## Start Recorded data

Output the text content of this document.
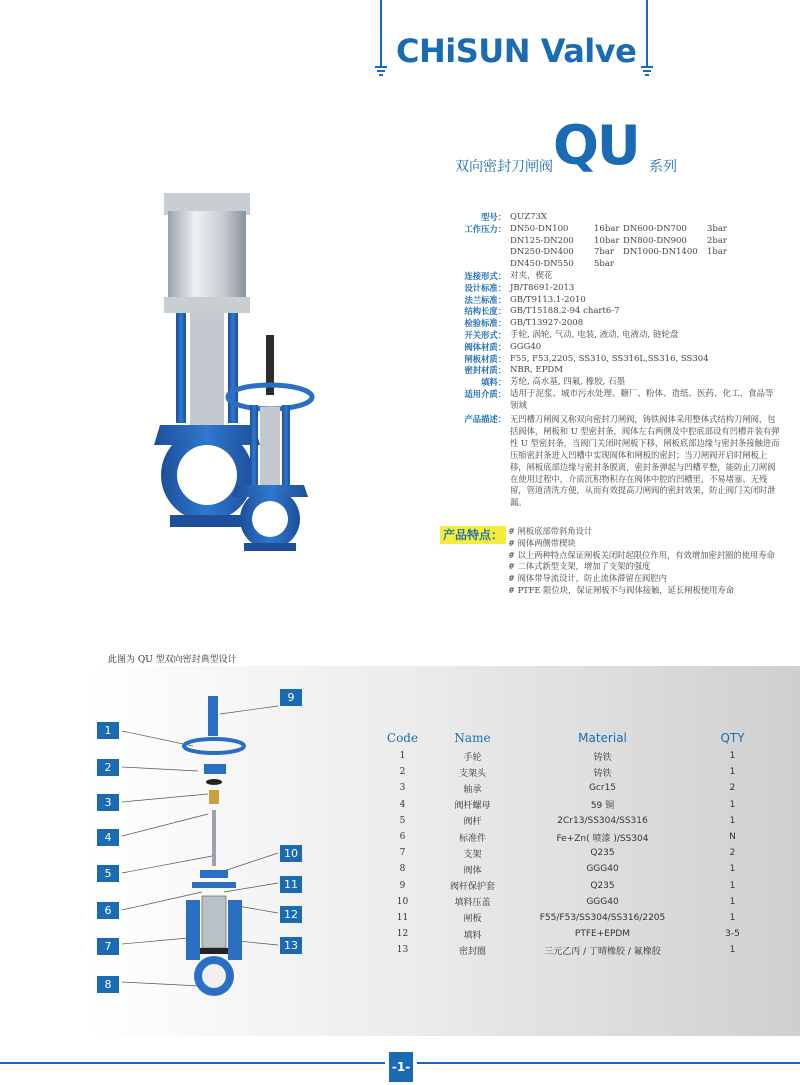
CHiSUN Valve
双向密封刀闸阀 QU 系列
型号： QUZ73X
工作压力： DN50-DN100	16bar DN600-DN700	3bar
DN125-DN200	10bar DN800-DN900	2bar
DN250-DN400	7bar	DN1000-DN1400	1bar
DN450-DN550	5bar
连接形式： 对夹，楔花
设计标准： JB/T8691-2013
法兰标准： GB/T9113.1-2010
结构长度： GB/T15188.2-94 chart6-7
检验标准： GB/T13927-2008
开关形式： 手轮, 涡轮, 气动, 电装, 液动, 电液动, 链轮盘
阀体材质： GGG40
闸板材质： F55, F53,2205, SS310, SS316L,SS316, SS304
密封材质： NBR, EPDM
填料： 芳纶, 高水基, 四氟, 橡胶, 石墨
适用介质： 适用于泥浆、城市污水处理、糖厂、粉体、造纸、医药、化工、食品等领域
产品描述： 无凹槽刀闸阀又称双向密封刀闸阀，铸铁阀体采用整体式结构刀闸阀，包括阀体，闸板和 U 型密封条，阀体左右两侧及中腔底部设有凹槽并装有弹性 U 型密封条，当阀门关闭时闸板下移，闸板底部边缘与密封条接触进而压缩密封条进入凹槽中实现阀体和闸板的密封；当刀闸阀开启时闸板上移，闸板底部边缘与密封条脱离，密封条弹起与凹槽平整，能防止刀闸阀在使用过程中，介质沉积物积存在阀体中腔的凹槽里，不易堵塞、无残留，管道清洗方便，从而有效提高刀闸阀的密封效果，防止阀门关闭时泄漏。
产品特点： # 闸板底部带斜角设计
# 阀体两侧带楔块
# 以上两种特点保证闸板关闭时起限位作用，有效增加密封圈的使用寿命
# 二体式新型支架，增加了支架的强度
# 阀体带导流设计，防止流体滞留在阀腔内
# PTFE 限位块，保证闸板不与阀体接触，延长闸板使用寿命
此图为 QU 型双向密封典型设计
1
2
3
4
5
6
7
8
9
10
11
12
13
Code	Name	Material	QTY
1	手轮	铸铁	1
2	支架头	铸铁	1
3	轴承	Gcr15	2
4	阀杆螺母	59 铜	1
5	阀杆	2Cr13/SS304/SS316	1
6	标准件	Fe+Zn( 喷漆 )/SS304	N
7	支架	Q235	2
8	阀体	GGG40	1
9	阀杆保护套	Q235	1
10	填料压盖	GGG40	1
11	闸板	F55/F53/SS304/SS316/2205	1
12	填料	PTFE+EPDM	3-5
13	密封圈	三元乙丙 / 丁晴橡胶 / 氟橡胶	1
-1-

## End Recorded data

## The task
Write the lines above out again exactly, without any of their pictures.

## Answer in full
Output the text content of this document.
CHiSUN Valve
双向密封刀闸阀 QU 系列
型号： QUZ73X
工作压力： DN50-DN100	16bar DN600-DN700	3bar
DN125-DN200	10bar DN800-DN900	2bar
DN250-DN400	7bar	DN1000-DN1400	1bar
DN450-DN550	5bar
连接形式： 对夹，楔花
设计标准： JB/T8691-2013
法兰标准： GB/T9113.1-2010
结构长度： GB/T15188.2-94 chart6-7
检验标准： GB/T13927-2008
开关形式： 手轮, 涡轮, 气动, 电装, 液动, 电液动, 链轮盘
阀体材质： GGG40
闸板材质： F55, F53,2205, SS310, SS316L,SS316, SS304
密封材质： NBR, EPDM
填料： 芳纶, 高水基, 四氟, 橡胶, 石墨
适用介质： 适用于泥浆、城市污水处理、糖厂、粉体、造纸、医药、化工、食品等领域
产品描述： 无凹槽刀闸阀又称双向密封刀闸阀，铸铁阀体采用整体式结构刀闸阀，包括阀体，闸板和 U 型密封条，阀体左右两侧及中腔底部设有凹槽并装有弹性 U 型密封条，当阀门关闭时闸板下移，闸板底部边缘与密封条接触进而压缩密封条进入凹槽中实现阀体和闸板的密封；当刀闸阀开启时闸板上移，闸板底部边缘与密封条脱离，密封条弹起与凹槽平整，能防止刀闸阀在使用过程中，介质沉积物积存在阀体中腔的凹槽里，不易堵塞、无残留，管道清洗方便，从而有效提高刀闸阀的密封效果，防止阀门关闭时泄漏。
产品特点： # 闸板底部带斜角设计
# 阀体两侧带楔块
# 以上两种特点保证闸板关闭时起限位作用，有效增加密封圈的使用寿命
# 二体式新型支架，增加了支架的强度
# 阀体带导流设计，防止流体滞留在阀腔内
# PTFE 限位块，保证闸板不与阀体接触，延长闸板使用寿命
此图为 QU 型双向密封典型设计
1
2
3
4
5
6
7
8
9
10
11
12
13
Code	Name	Material	QTY
1	手轮	铸铁	1
2	支架头	铸铁	1
3	轴承	Gcr15	2
4	阀杆螺母	59 铜	1
5	阀杆	2Cr13/SS304/SS316	1
6	标准件	Fe+Zn( 喷漆 )/SS304	N
7	支架	Q235	2
8	阀体	GGG40	1
9	阀杆保护套	Q235	1
10	填料压盖	GGG40	1
11	闸板	F55/F53/SS304/SS316/2205	1
12	填料	PTFE+EPDM	3-5
13	密封圈	三元乙丙 / 丁晴橡胶 / 氟橡胶	1
-1-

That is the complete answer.